• Work to be completed:
Images do not belong in the copy. Retype all the entries below exactly.

START Data entries

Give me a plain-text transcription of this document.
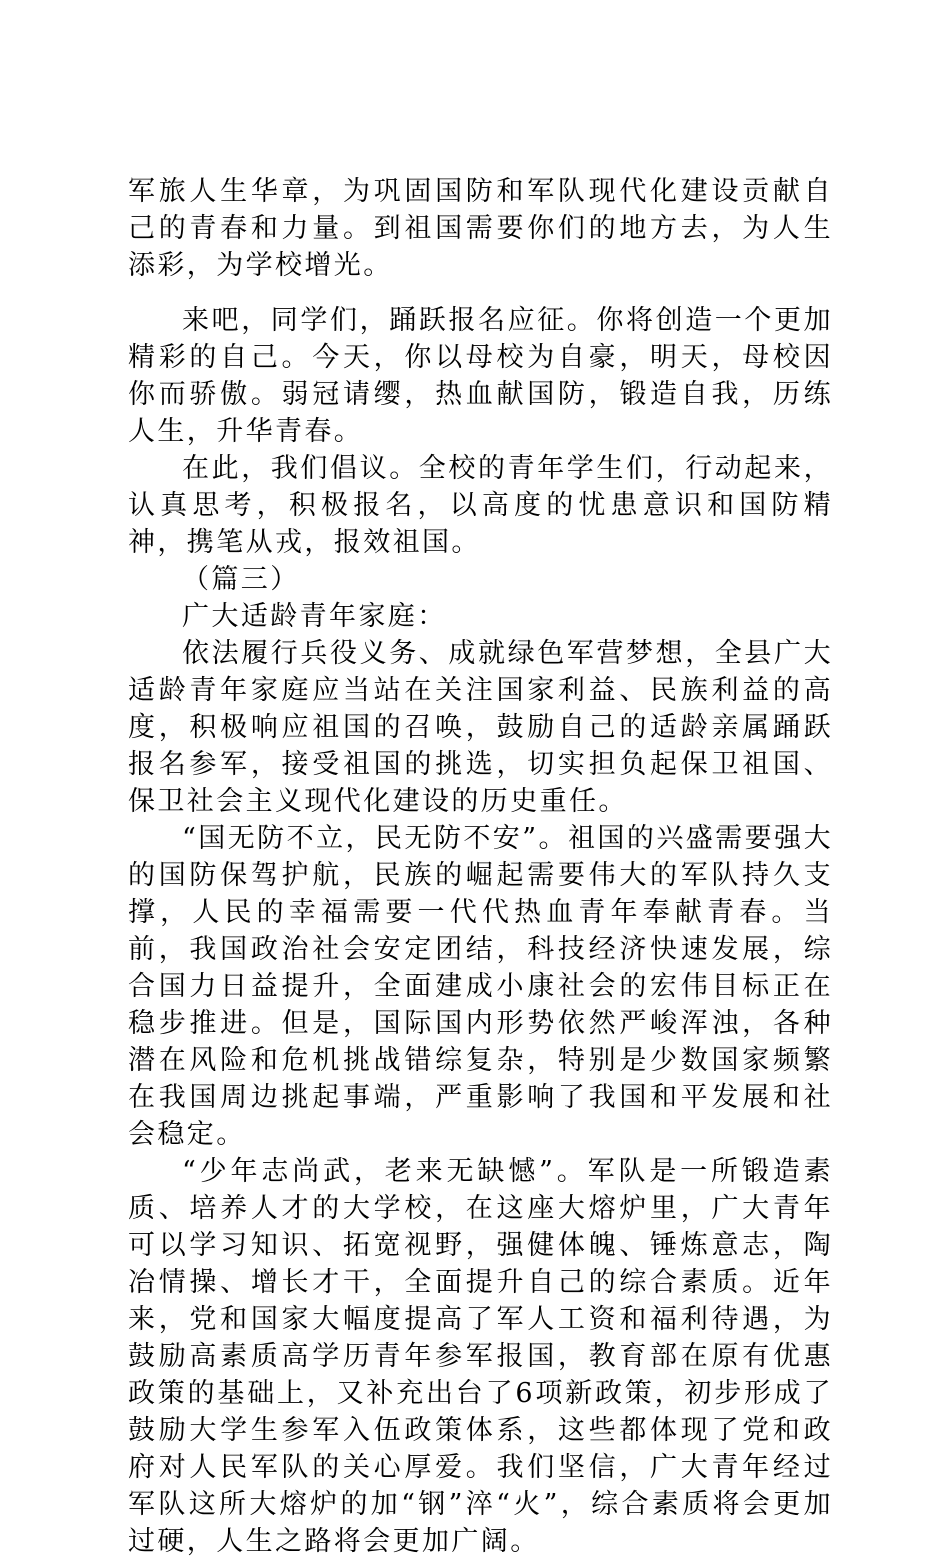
军旅人生华章，为巩固国防和军队现代化建设贡献自己的青春和力量。到祖国需要你们的地方去，为人生添彩，为学校增光。

来吧，同学们，踊跃报名应征。你将创造一个更加精彩的自己。今天，你以母校为自豪，明天，母校因你而骄傲。弱冠请缨，热血献国防，锻造自我，历练人生，升华青春。

在此，我们倡议。全校的青年学生们，行动起来，认真思考，积极报名，以高度的忧患意识和国防精神，携笔从戎，报效祖国。

（篇三）

广大适龄青年家庭：

依法履行兵役义务、成就绿色军营梦想，全县广大适龄青年家庭应当站在关注国家利益、民族利益的高度，积极响应祖国的召唤，鼓励自己的适龄亲属踊跃报名参军，接受祖国的挑选，切实担负起保卫祖国、保卫社会主义现代化建设的历史重任。

“国无防不立，民无防不安”。祖国的兴盛需要强大的国防保驾护航，民族的崛起需要伟大的军队持久支撑，人民的幸福需要一代代热血青年奉献青春。当前，我国政治社会安定团结，科技经济快速发展，综合国力日益提升，全面建成小康社会的宏伟目标正在稳步推进。但是，国际国内形势依然严峻浑浊，各种潜在风险和危机挑战错综复杂，特别是少数国家频繁在我国周边挑起事端，严重影响了我国和平发展和社会稳定。

“少年志尚武，老来无缺憾”。军队是一所锻造素质、培养人才的大学校，在这座大熔炉里，广大青年可以学习知识、拓宽视野，强健体魄、锤炼意志，陶冶情操、增长才干，全面提升自己的综合素质。近年来，党和国家大幅度提高了军人工资和福利待遇，为鼓励高素质高学历青年参军报国，教育部在原有优惠政策的基础上，又补充出台了6项新政策，初步形成了鼓励大学生参军入伍政策体系，这些都体现了党和政府对人民军队的关心厚爱。我们坚信，广大青年经过军队这所大熔炉的加“钢”淬“火”，综合素质将会更加过硬，人生之路将会更加广阔。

END Data entries

• Full response:
Give me a plain-text transcription of this document.
军旅人生华章，为巩固国防和军队现代化建设贡献自己的青春和力量。到祖国需要你们的地方去，为人生添彩，为学校增光。

来吧，同学们，踊跃报名应征。你将创造一个更加精彩的自己。今天，你以母校为自豪，明天，母校因你而骄傲。弱冠请缨，热血献国防，锻造自我，历练人生，升华青春。

在此，我们倡议。全校的青年学生们，行动起来，认真思考，积极报名，以高度的忧患意识和国防精神，携笔从戎，报效祖国。

（篇三）

广大适龄青年家庭：

依法履行兵役义务、成就绿色军营梦想，全县广大适龄青年家庭应当站在关注国家利益、民族利益的高度，积极响应祖国的召唤，鼓励自己的适龄亲属踊跃报名参军，接受祖国的挑选，切实担负起保卫祖国、保卫社会主义现代化建设的历史重任。

“国无防不立，民无防不安”。祖国的兴盛需要强大的国防保驾护航，民族的崛起需要伟大的军队持久支撑，人民的幸福需要一代代热血青年奉献青春。当前，我国政治社会安定团结，科技经济快速发展，综合国力日益提升，全面建成小康社会的宏伟目标正在稳步推进。但是，国际国内形势依然严峻浑浊，各种潜在风险和危机挑战错综复杂，特别是少数国家频繁在我国周边挑起事端，严重影响了我国和平发展和社会稳定。

“少年志尚武，老来无缺憾”。军队是一所锻造素质、培养人才的大学校，在这座大熔炉里，广大青年可以学习知识、拓宽视野，强健体魄、锤炼意志，陶冶情操、增长才干，全面提升自己的综合素质。近年来，党和国家大幅度提高了军人工资和福利待遇，为鼓励高素质高学历青年参军报国，教育部在原有优惠政策的基础上，又补充出台了6项新政策，初步形成了鼓励大学生参军入伍政策体系，这些都体现了党和政府对人民军队的关心厚爱。我们坚信，广大青年经过军队这所大熔炉的加“钢”淬“火”，综合素质将会更加过硬，人生之路将会更加广阔。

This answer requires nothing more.